┌──

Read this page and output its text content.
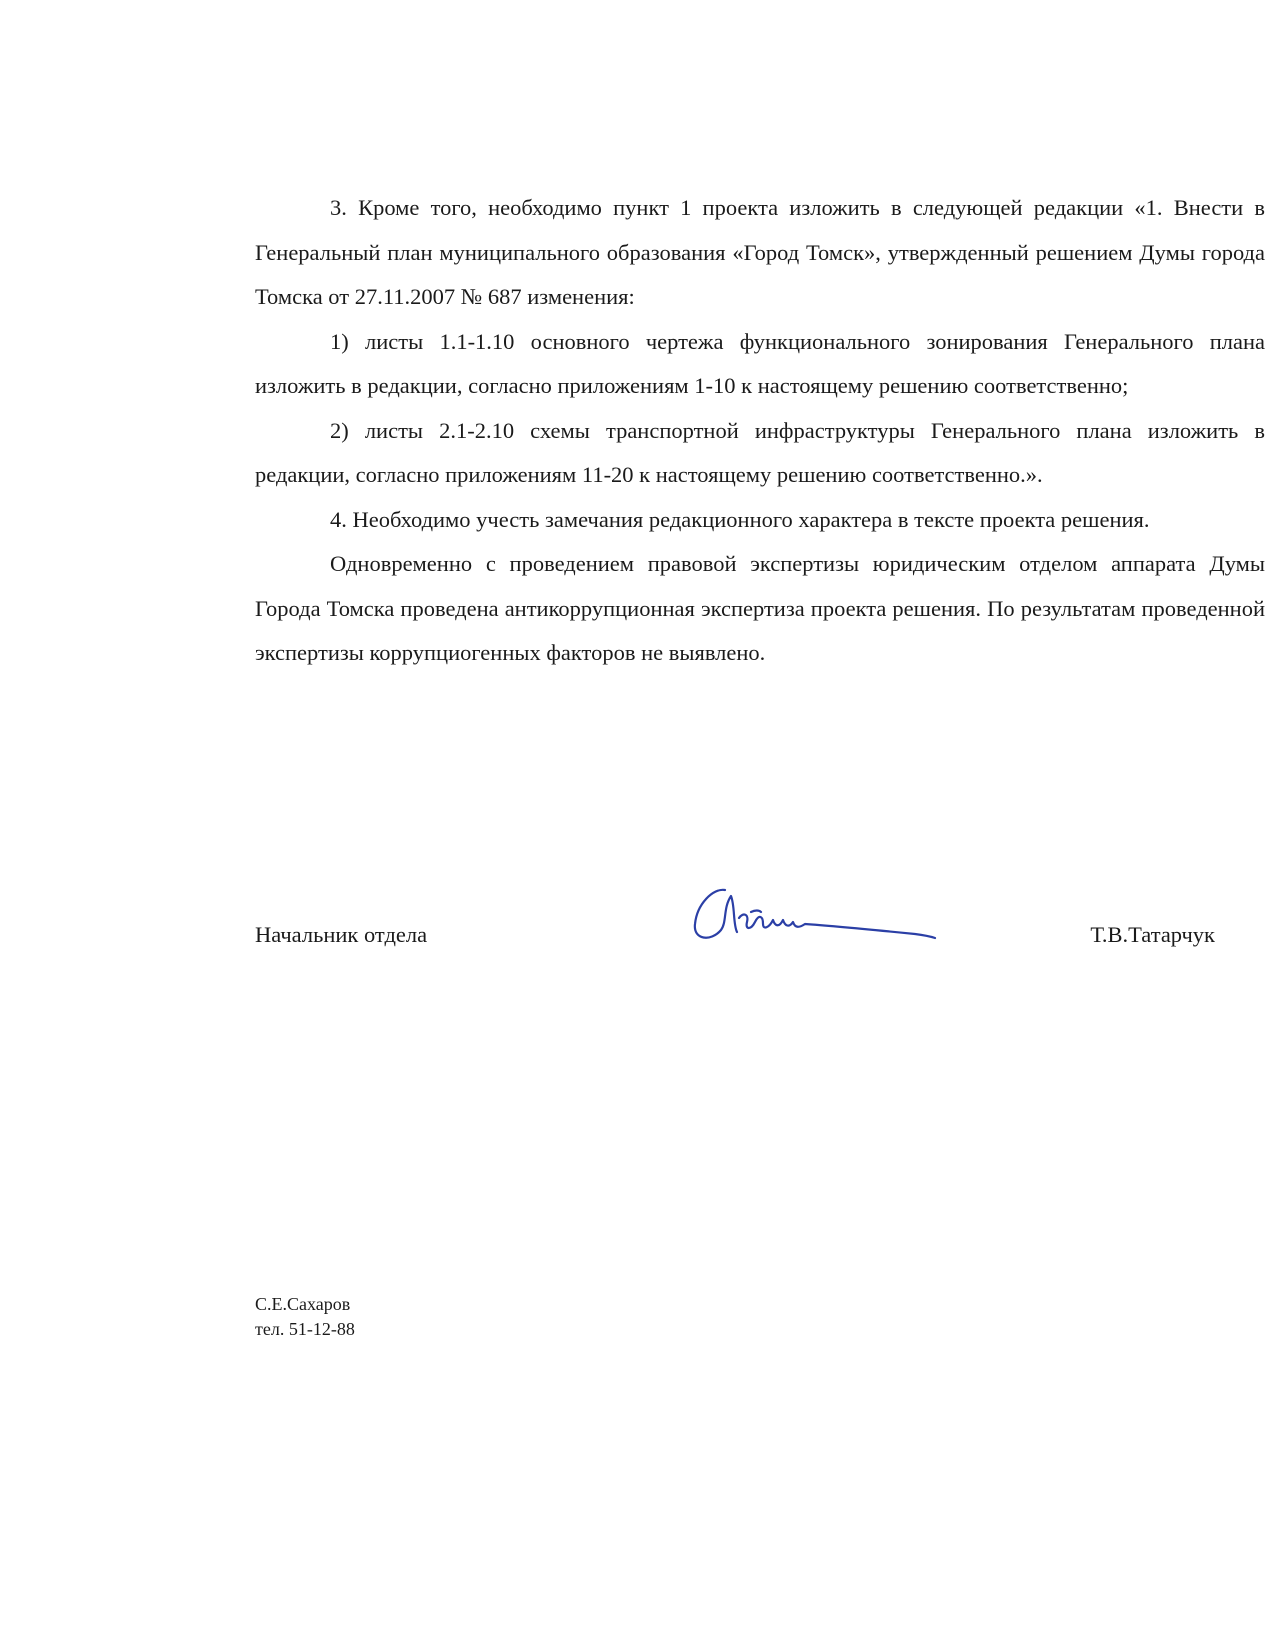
3. Кроме того, необходимо пункт 1 проекта изложить в следующей редакции «1. Внести в Генеральный план муниципального образования «Город Томск», утвержденный решением Думы города Томска от 27.11.2007 № 687 изменения:

1) листы 1.1-1.10 основного чертежа функционального зонирования Генерального плана изложить в редакции, согласно приложениям 1-10 к настоящему решению соответственно;

2) листы 2.1-2.10 схемы транспортной инфраструктуры Генерального плана изложить в редакции, согласно приложениям 11-20 к настоящему решению соответственно.».

4. Необходимо учесть замечания редакционного характера в тексте проекта решения.

Одновременно с проведением правовой экспертизы юридическим отделом аппарата Думы Города Томска проведена антикоррупционная экспертиза проекта решения. По результатам проведенной экспертизы коррупциогенных факторов не выявлено.

Начальник отдела	Т.В.Татарчук
С.Е.Сахаров
тел. 51-12-88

└──

| WHAT IS NEEDED |
In your copy, leave out the pictures and reproduce the material above exactly.

| WORKED SOLUTION |
Read this page and output its text content.
3. Кроме того, необходимо пункт 1 проекта изложить в следующей редакции «1. Внести в Генеральный план муниципального образования «Город Томск», утвержденный решением Думы города Томска от 27.11.2007 № 687 изменения:

1) листы 1.1-1.10 основного чертежа функционального зонирования Генерального плана изложить в редакции, согласно приложениям 1-10 к настоящему решению соответственно;

2) листы 2.1-2.10 схемы транспортной инфраструктуры Генерального плана изложить в редакции, согласно приложениям 11-20 к настоящему решению соответственно.».

4. Необходимо учесть замечания редакционного характера в тексте проекта решения.

Одновременно с проведением правовой экспертизы юридическим отделом аппарата Думы Города Томска проведена антикоррупционная экспертиза проекта решения. По результатам проведенной экспертизы коррупциогенных факторов не выявлено.

Начальник отдела	Т.В.Татарчук
С.Е.Сахаров
тел. 51-12-88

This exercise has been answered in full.